What to produce:
Give every entry again, unchanged, and leave its images out.

• • • •

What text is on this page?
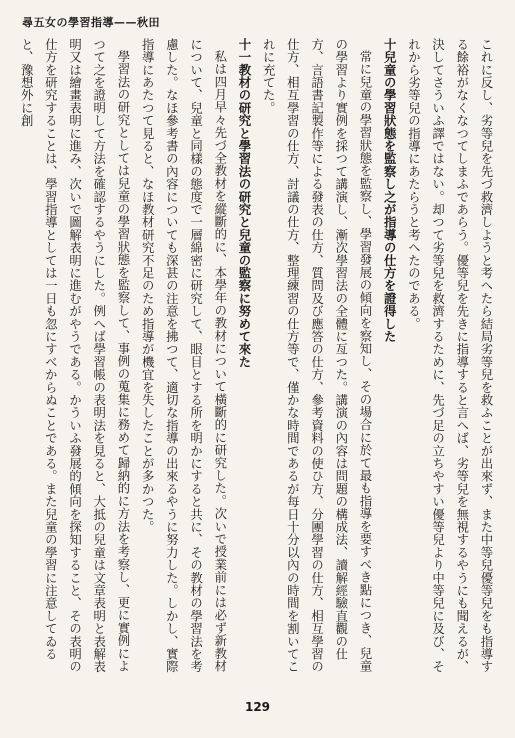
尋五女の學習指導——秋田

これに反し、劣等兒を先づ救濟しようと考へたら結局劣等兒を救ふことが出來ず、また中等兒優等兒をも指導する餘裕がなくなつてしまふであらう。優等兒を先きに指導すると言へば、劣等兒を無視するやうにも聞えるが、決してさういふ譯ではない。却つて劣等兒を救濟するために、先づ足の立ちやすい優等兒より中等兒に及び、それから劣等兒の指導にあたらうと考へたのである。

十兒童の學習狀態を監察し之が指導の仕方を證得した

常に兒童の學習狀態を監察し、學習發展の傾向を察知し、その場合に於て最も指導を要すべき點につき、兒童の學習より實例を採つて講演し、漸次學習法の全體に亙つた。講演の內容は問題の構成法、讀解經驗直觀の仕方、言語書記製作等による發表の仕方、質問及び應答の仕方、參考資料の使ひ方、分團學習の仕方、相互學習の仕方、相互學習の仕方、討議の仕方、整理練習の仕方等で、僅かな時間であるが每日十分以內の時間を割いてこれに充てた。

十一教材の研究と學習法の研究と兒童の監察に努めて來た

私は四月早々先づ全教材を縱斷的に、本學年の教材について橫斷的に研究した。次いで授業前には必ず新教材について、兒童と同樣の態度で一層綿密に研究して、眼目とする所を明かにすると共に、その教材の學習法を考慮した。なほ參考書の內容についても深甚の注意を拂つて、適切な指導の出來るやうに努力した。しかし、實際指導にあたつて見ると、なほ教材研究不足のため指導が機宜を失したことが多かつた。

學習法の研究としては兒童の學習狀態を監察して、事例の蒐集に務めて歸納的に方法を考察し、更に實例によつて之を證明して方法を確認するやうにした。例へば學習帳の表明法を見ると、大抵の兒童は文章表明と表解表明又は繪畫表明に進み、次いで圖解表明に進むがやうである。かういふ發展的傾向を探知すること、その表明の仕方を研究することは、學習指導としては一日も忽にすべからぬことである。また兒童の學習に注意してゐると、豫想外に創

129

• • • •

Output:
What text is on this page?
尋五女の學習指導——秋田

これに反し、劣等兒を先づ救濟しようと考へたら結局劣等兒を救ふことが出來ず、また中等兒優等兒をも指導する餘裕がなくなつてしまふであらう。優等兒を先きに指導すると言へば、劣等兒を無視するやうにも聞えるが、決してさういふ譯ではない。却つて劣等兒を救濟するために、先づ足の立ちやすい優等兒より中等兒に及び、それから劣等兒の指導にあたらうと考へたのである。

十兒童の學習狀態を監察し之が指導の仕方を證得した

常に兒童の學習狀態を監察し、學習發展の傾向を察知し、その場合に於て最も指導を要すべき點につき、兒童の學習より實例を採つて講演し、漸次學習法の全體に亙つた。講演の內容は問題の構成法、讀解經驗直觀の仕方、言語書記製作等による發表の仕方、質問及び應答の仕方、參考資料の使ひ方、分團學習の仕方、相互學習の仕方、相互學習の仕方、討議の仕方、整理練習の仕方等で、僅かな時間であるが每日十分以內の時間を割いてこれに充てた。

十一教材の研究と學習法の研究と兒童の監察に努めて來た

私は四月早々先づ全教材を縱斷的に、本學年の教材について橫斷的に研究した。次いで授業前には必ず新教材について、兒童と同樣の態度で一層綿密に研究して、眼目とする所を明かにすると共に、その教材の學習法を考慮した。なほ參考書の內容についても深甚の注意を拂つて、適切な指導の出來るやうに努力した。しかし、實際指導にあたつて見ると、なほ教材研究不足のため指導が機宜を失したことが多かつた。

學習法の研究としては兒童の學習狀態を監察して、事例の蒐集に務めて歸納的に方法を考察し、更に實例によつて之を證明して方法を確認するやうにした。例へば學習帳の表明法を見ると、大抵の兒童は文章表明と表解表明又は繪畫表明に進み、次いで圖解表明に進むがやうである。かういふ發展的傾向を探知すること、その表明の仕方を研究することは、學習指導としては一日も忽にすべからぬことである。また兒童の學習に注意してゐると、豫想外に創

129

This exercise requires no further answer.